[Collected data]
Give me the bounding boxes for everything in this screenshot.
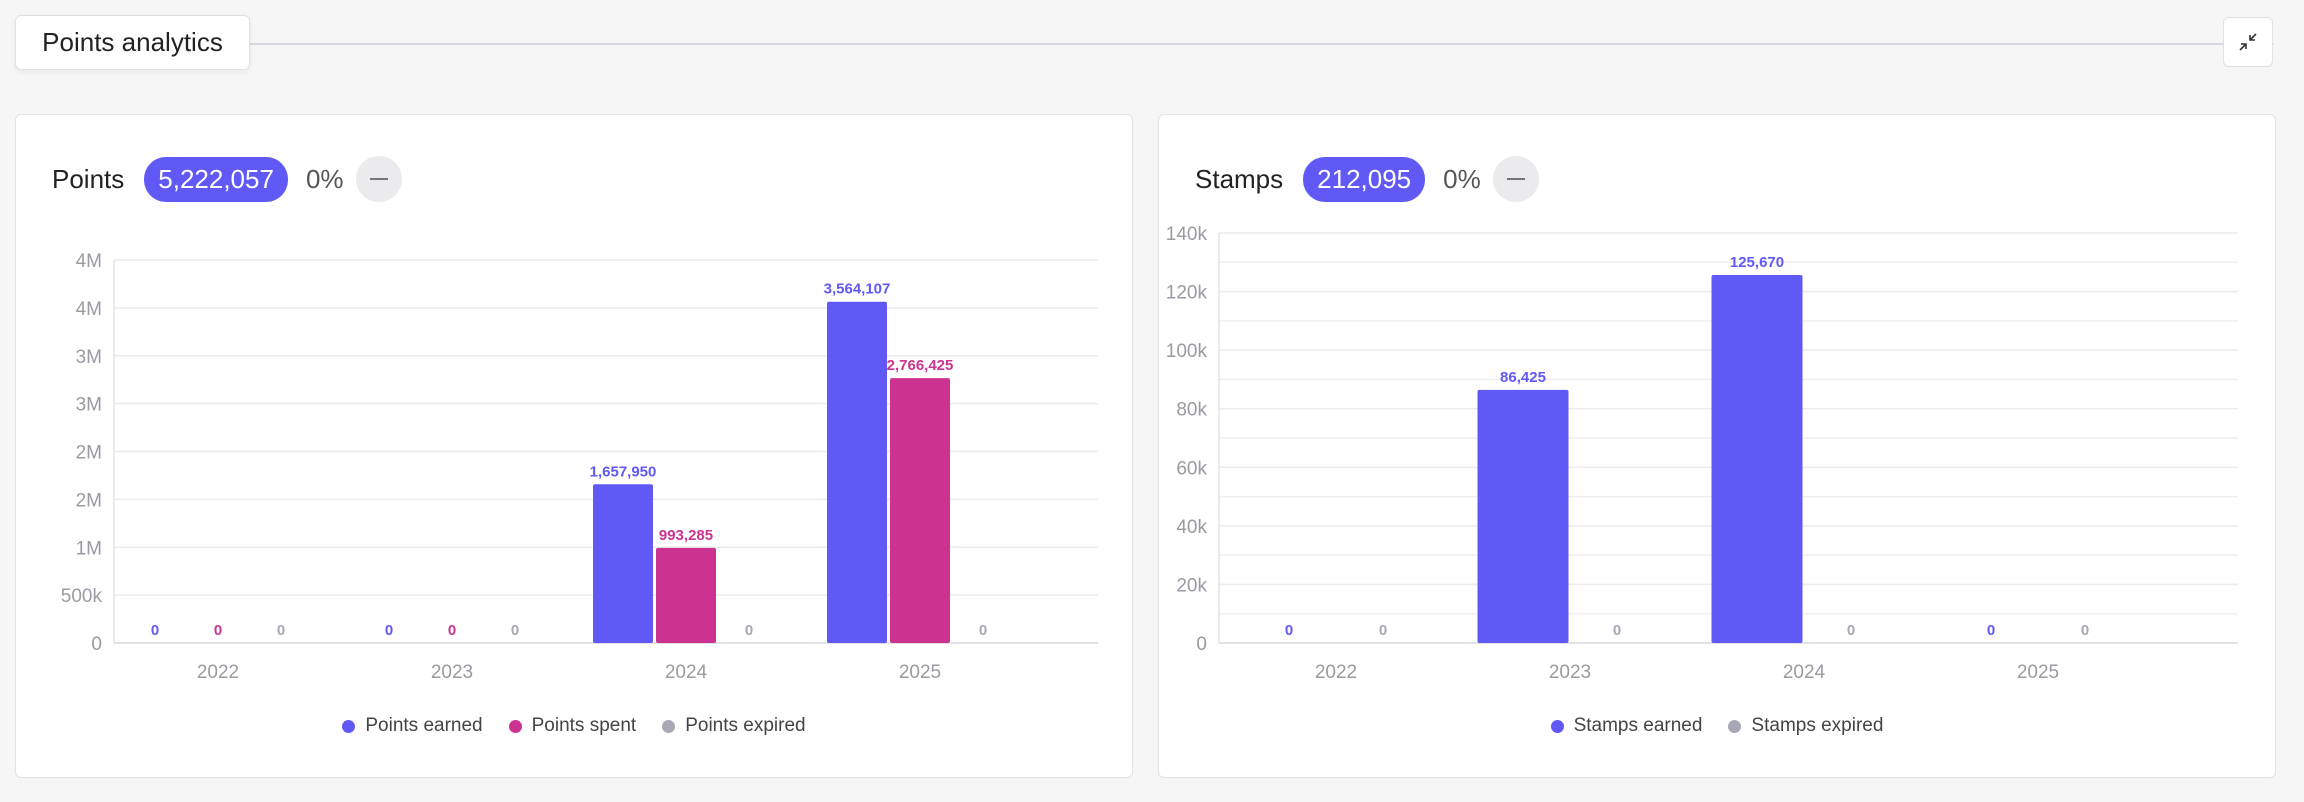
points-card: 0 500k 1M 2M 2M 3M 3M 4M 4M 2022 0 0 0 2023 0 0 0 2024 1,6… — [15, 114, 1133, 778]
x-tick-label: 2022 — [197, 662, 239, 683]
y-tick-label: 4M — [76, 299, 102, 320]
section-title-text: Points analytics — [42, 27, 223, 57]
data-label: 86,425 — [1500, 369, 1546, 386]
x-tick-label: 2022 — [1315, 662, 1357, 683]
y-tick-label: 0 — [1196, 634, 1207, 655]
y-tick-label: 3M — [76, 347, 102, 368]
bar-points-spent — [890, 378, 950, 643]
data-label: 2,766,425 — [887, 357, 954, 374]
y-tick-label: 40k — [1176, 517, 1207, 538]
data-label: 993,285 — [659, 527, 713, 544]
data-label: 0 — [1285, 622, 1293, 639]
stamps-total-badge: 212,095 — [1303, 156, 1426, 202]
dash-icon — [1492, 156, 1539, 202]
x-tick-label: 2025 — [899, 662, 941, 683]
section-title: Points analytics — [15, 15, 250, 70]
data-label: 3,564,107 — [824, 281, 891, 298]
data-label: 0 — [214, 622, 222, 639]
x-tick-label: 2025 — [2017, 662, 2059, 683]
y-tick-label: 2M — [76, 490, 102, 511]
y-tick-label: 20k — [1176, 575, 1207, 596]
data-label: 0 — [2081, 622, 2089, 639]
stamps-card: 0 20k 40k 60k 80k 100k 120k 140k 2022 0 0 2023 86,42… — [1158, 114, 2276, 778]
points-header: Points 5,222,057 0% — [52, 155, 402, 203]
bar-points-earned — [827, 301, 887, 643]
data-label: 0 — [511, 622, 519, 639]
collapse-button[interactable] — [2223, 17, 2273, 67]
y-tick-label: 100k — [1166, 341, 1208, 362]
x-tick-label: 2024 — [665, 662, 708, 683]
x-tick-label: 2024 — [1783, 662, 1826, 683]
header-divider — [250, 43, 2274, 45]
bar-points-earned — [593, 484, 653, 643]
points-legend: Points earned Points spent Points expire… — [16, 715, 1132, 737]
y-tick-label: 80k — [1176, 400, 1207, 421]
data-label: 0 — [1379, 622, 1387, 639]
data-label: 125,670 — [1730, 254, 1784, 271]
bar-points-spent — [656, 547, 716, 643]
y-tick-label: 4M — [76, 251, 102, 272]
legend-dot-icon — [1728, 719, 1742, 733]
data-label: 0 — [979, 622, 987, 639]
bar-stamps-earned — [1711, 274, 1803, 643]
y-tick-label: 3M — [76, 395, 102, 416]
y-tick-label: 500k — [61, 586, 103, 607]
legend-stamps-expired[interactable]: Stamps expired — [1728, 715, 1883, 737]
points-chart: 0 500k 1M 2M 2M 3M 3M 4M 4M 2022 0 0 0 2023 0 0 0 2024 1,6… — [61, 251, 1098, 683]
stamps-legend: Stamps earned Stamps expired — [1159, 715, 2275, 737]
collapse-arrows-icon — [2239, 33, 2257, 51]
bar-stamps-earned — [1477, 389, 1569, 643]
legend-points-spent[interactable]: Points spent — [508, 715, 637, 737]
legend-label: Stamps earned — [1573, 715, 1703, 736]
data-label: 0 — [1613, 622, 1621, 639]
stamps-header: Stamps 212,095 0% — [1195, 155, 1539, 203]
y-tick-label: 1M — [76, 538, 102, 559]
data-label: 0 — [385, 622, 393, 639]
legend-dot-icon — [342, 719, 356, 733]
legend-dot-icon — [662, 719, 676, 733]
legend-label: Stamps expired — [1751, 715, 1884, 736]
legend-label: Points expired — [685, 715, 806, 736]
x-tick-label: 2023 — [1549, 662, 1591, 683]
y-tick-label: 2M — [76, 443, 102, 464]
legend-label: Points earned — [365, 715, 483, 736]
stamps-change: 0% — [1443, 163, 1481, 194]
points-change: 0% — [305, 163, 344, 194]
legend-points-expired[interactable]: Points expired — [662, 715, 806, 737]
data-label: 0 — [1987, 622, 1995, 639]
y-tick-label: 140k — [1166, 224, 1208, 245]
y-tick-label: 60k — [1176, 458, 1207, 479]
legend-dot-icon — [508, 719, 522, 733]
data-label: 1,657,950 — [590, 463, 657, 480]
y-tick-label: 0 — [91, 634, 102, 655]
legend-dot-icon — [1550, 719, 1564, 733]
data-label: 0 — [1847, 622, 1855, 639]
stamps-title: Stamps — [1195, 163, 1284, 194]
legend-label: Points spent — [531, 715, 637, 736]
stamps-chart: 0 20k 40k 60k 80k 100k 120k 140k 2022 0 0 2023 86,42… — [1166, 224, 2238, 683]
legend-points-earned[interactable]: Points earned — [342, 715, 483, 737]
y-tick-label: 120k — [1166, 283, 1208, 304]
data-label: 0 — [151, 622, 159, 639]
x-tick-label: 2023 — [431, 662, 473, 683]
points-title: Points — [52, 163, 125, 194]
points-total-badge: 5,222,057 — [144, 156, 288, 202]
data-label: 0 — [745, 622, 753, 639]
legend-stamps-earned[interactable]: Stamps earned — [1550, 715, 1703, 737]
data-label: 0 — [277, 622, 285, 639]
dash-icon — [355, 156, 402, 202]
data-label: 0 — [448, 622, 456, 639]
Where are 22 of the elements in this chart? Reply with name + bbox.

## Aim of the task
Please convert the lines of the data between the line holding "points-card: 0 500k" and the line holding "data-label: 86,425 — [1500, 369, 1546, 386]", inclusive, into a JSON list of strings with one string per line and blank lines omitted.

## The result
[
  "points-card: 0 500k 1M 2M 2M 3M 3M 4M 4M 2022 0 0 0 2023 0 0 0 2024 1,6… — [15, 114, 1133, 778]",
  "x-tick-label: 2022 — [197, 662, 239, 683]",
  "y-tick-label: 4M — [76, 299, 102, 320]",
  "section-title-text: Points analytics — [42, 27, 223, 57]",
  "data-label: 86,425 — [1500, 369, 1546, 386]"
]